Records that describe figures:
►
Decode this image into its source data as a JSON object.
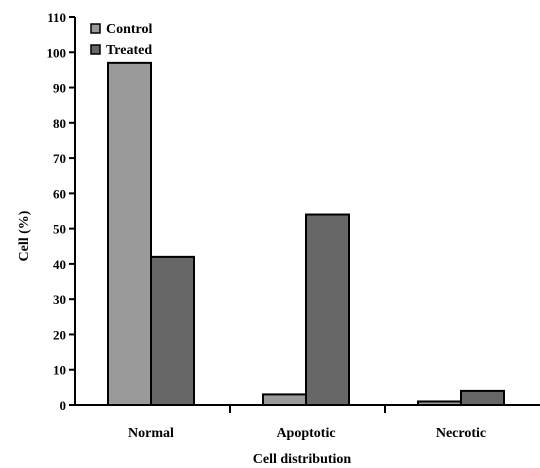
{
  "chart_data": {
    "type": "bar",
    "categories": [
      "Normal",
      "Apoptotic",
      "Necrotic"
    ],
    "series": [
      {
        "name": "Control",
        "values": [
          97,
          3,
          1
        ],
        "color": "#9a9a9a"
      },
      {
        "name": "Treated",
        "values": [
          42,
          54,
          4
        ],
        "color": "#676767"
      }
    ],
    "xlabel": "Cell distribution",
    "ylabel": "Cell (%)",
    "ylim": [
      0,
      110
    ],
    "yticks": [
      0,
      10,
      20,
      30,
      40,
      50,
      60,
      70,
      80,
      90,
      100,
      110
    ],
    "grid": false,
    "legend_position": "top-left"
  }
}
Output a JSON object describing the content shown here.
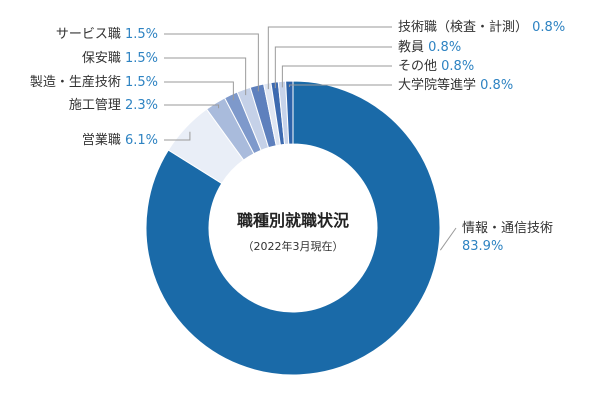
{
  "chart_data": {
    "type": "pie",
    "title": "職種別就職状況",
    "subtitle": "（2022年3月現在）",
    "unit": "%",
    "slices": [
      {
        "name": "情報・通信技術",
        "value": 83.9,
        "label": "83.9%",
        "color": "#1a6aa8"
      },
      {
        "name": "営業職",
        "value": 6.1,
        "label": "6.1%",
        "color": "#e9eef7"
      },
      {
        "name": "施工管理",
        "value": 2.3,
        "label": "2.3%",
        "color": "#a9bbdc"
      },
      {
        "name": "製造・生産技術",
        "value": 1.5,
        "label": "1.5%",
        "color": "#7e99cb"
      },
      {
        "name": "保安職",
        "value": 1.5,
        "label": "1.5%",
        "color": "#c5d1e8"
      },
      {
        "name": "サービス職",
        "value": 1.5,
        "label": "1.5%",
        "color": "#5e80bd"
      },
      {
        "name": "技術職（検査・計測）",
        "value": 0.8,
        "label": "0.8%",
        "color": "#dfe6f3"
      },
      {
        "name": "教員",
        "value": 0.8,
        "label": "0.8%",
        "color": "#3d6ab0"
      },
      {
        "name": "その他",
        "value": 0.8,
        "label": "0.8%",
        "color": "#c7d3ea"
      },
      {
        "name": "大学院等進学",
        "value": 0.8,
        "label": "0.8%",
        "color": "#2d63aa"
      }
    ]
  }
}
◄
**WHAT TO WORK ON**
Skip the pictures. Please copy exactly the lines from the one with "Output a JSON" through the final line of the material above, both ends included.

**FINAL RESULT**
Output a JSON object describing the content shown here.
{
  "chart_data": {
    "type": "pie",
    "title": "職種別就職状況",
    "subtitle": "（2022年3月現在）",
    "unit": "%",
    "slices": [
      {
        "name": "情報・通信技術",
        "value": 83.9,
        "label": "83.9%",
        "color": "#1a6aa8"
      },
      {
        "name": "営業職",
        "value": 6.1,
        "label": "6.1%",
        "color": "#e9eef7"
      },
      {
        "name": "施工管理",
        "value": 2.3,
        "label": "2.3%",
        "color": "#a9bbdc"
      },
      {
        "name": "製造・生産技術",
        "value": 1.5,
        "label": "1.5%",
        "color": "#7e99cb"
      },
      {
        "name": "保安職",
        "value": 1.5,
        "label": "1.5%",
        "color": "#c5d1e8"
      },
      {
        "name": "サービス職",
        "value": 1.5,
        "label": "1.5%",
        "color": "#5e80bd"
      },
      {
        "name": "技術職（検査・計測）",
        "value": 0.8,
        "label": "0.8%",
        "color": "#dfe6f3"
      },
      {
        "name": "教員",
        "value": 0.8,
        "label": "0.8%",
        "color": "#3d6ab0"
      },
      {
        "name": "その他",
        "value": 0.8,
        "label": "0.8%",
        "color": "#c7d3ea"
      },
      {
        "name": "大学院等進学",
        "value": 0.8,
        "label": "0.8%",
        "color": "#2d63aa"
      }
    ]
  }
}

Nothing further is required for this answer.